> [WHAT THE TASK REQUIRES]:
Please return every line of the listing below that contains the word "Coin".

> [INPUT FOR THIS TASK]:
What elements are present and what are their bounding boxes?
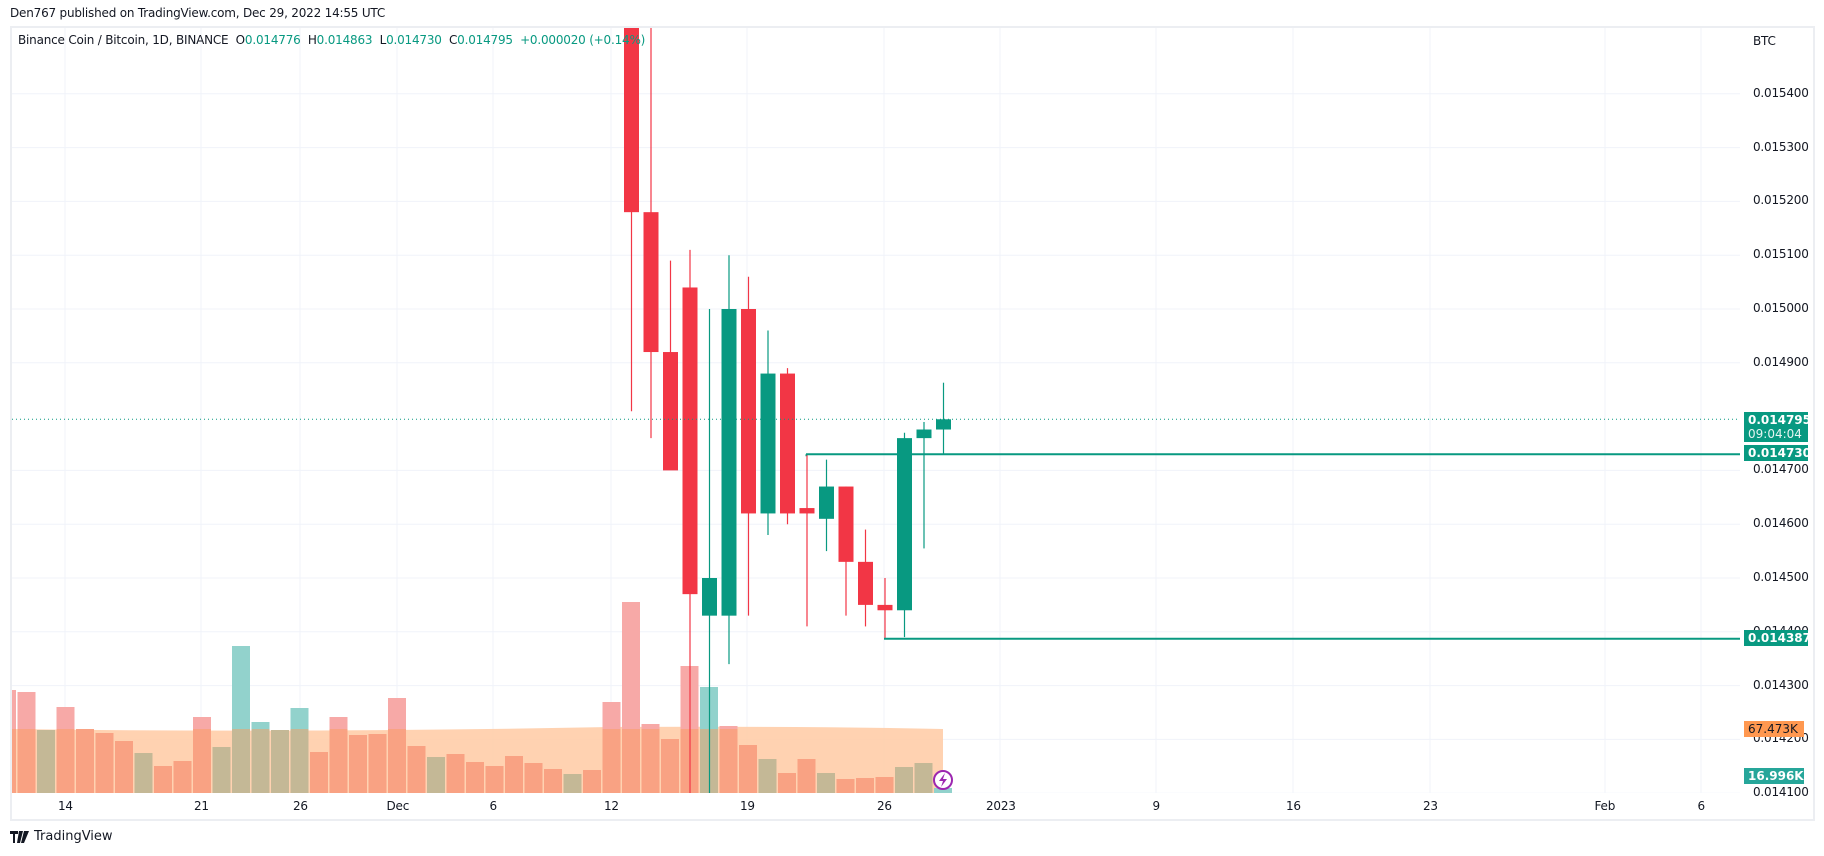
time-tick: 12 <box>604 799 619 813</box>
last-price-label: 0.014795 09:04:04 <box>1744 412 1811 442</box>
price-tick: 0.014100 <box>1753 785 1809 800</box>
price-tick: 0.014600 <box>1753 516 1809 531</box>
close-value: 0.014795 <box>457 33 513 47</box>
symbol-name: Binance Coin / Bitcoin, 1D, BINANCE <box>18 33 229 47</box>
time-tick: 26 <box>877 799 892 813</box>
level-label-upper: 0.014730 <box>1744 445 1811 461</box>
time-tick: Feb <box>1594 799 1616 813</box>
price-tick: 0.014500 <box>1753 570 1809 584</box>
time-tick: 23 <box>1423 799 1438 813</box>
chart-frame[interactable] <box>10 26 1815 821</box>
price-tick: 0.015400 <box>1753 85 1809 100</box>
price-tick: 0.015200 <box>1753 193 1809 208</box>
time-tick: 2023 <box>986 799 1016 813</box>
level-label-lower: 0.014387 <box>1744 630 1811 646</box>
change-value: +0.000020 (+0.14%) <box>520 33 646 47</box>
volume-ma-label: 67.473K <box>1744 721 1804 737</box>
lightning-icon[interactable] <box>933 770 953 790</box>
volume-label: 16.996K <box>1744 768 1804 784</box>
time-tick: 26 <box>293 799 308 813</box>
price-tick: 0.015300 <box>1753 139 1809 154</box>
price-tick: 0.015000 <box>1753 301 1809 315</box>
time-tick: 19 <box>740 799 755 813</box>
time-tick: 9 <box>1152 799 1161 813</box>
time-tick: Dec <box>386 799 410 813</box>
currency-label: BTC <box>1753 34 1776 48</box>
tradingview-logo-icon <box>10 830 29 843</box>
time-tick: 21 <box>194 799 209 813</box>
open-value: 0.014776 <box>244 33 301 47</box>
time-tick: 16 <box>1286 799 1301 813</box>
tradingview-logo[interactable]: TradingView <box>10 829 113 844</box>
time-tick: 14 <box>58 799 73 813</box>
price-tick: 0.014300 <box>1753 677 1809 692</box>
countdown: 09:04:04 <box>1748 427 1802 441</box>
high-value: 0.014863 <box>316 33 373 47</box>
publisher-line: Den767 published on TradingView.com, Dec… <box>10 6 386 20</box>
symbol-legend: Binance Coin / Bitcoin, 1D, BINANCE O0.0… <box>18 33 646 47</box>
time-tick: 6 <box>1697 799 1706 813</box>
price-tick: 0.015100 <box>1753 247 1809 262</box>
time-tick: 6 <box>489 799 498 813</box>
price-tick: 0.014700 <box>1753 462 1809 477</box>
low-value: 0.014730 <box>386 33 442 47</box>
price-tick: 0.014900 <box>1753 354 1809 369</box>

> [FINISHED TASK]:
symbol-name: Binance Coin / Bitcoin, 1D, BINANCE <box>18 33 229 47</box>
symbol-legend: Binance Coin / Bitcoin, 1D, BINANCE O0.0… <box>18 33 646 47</box>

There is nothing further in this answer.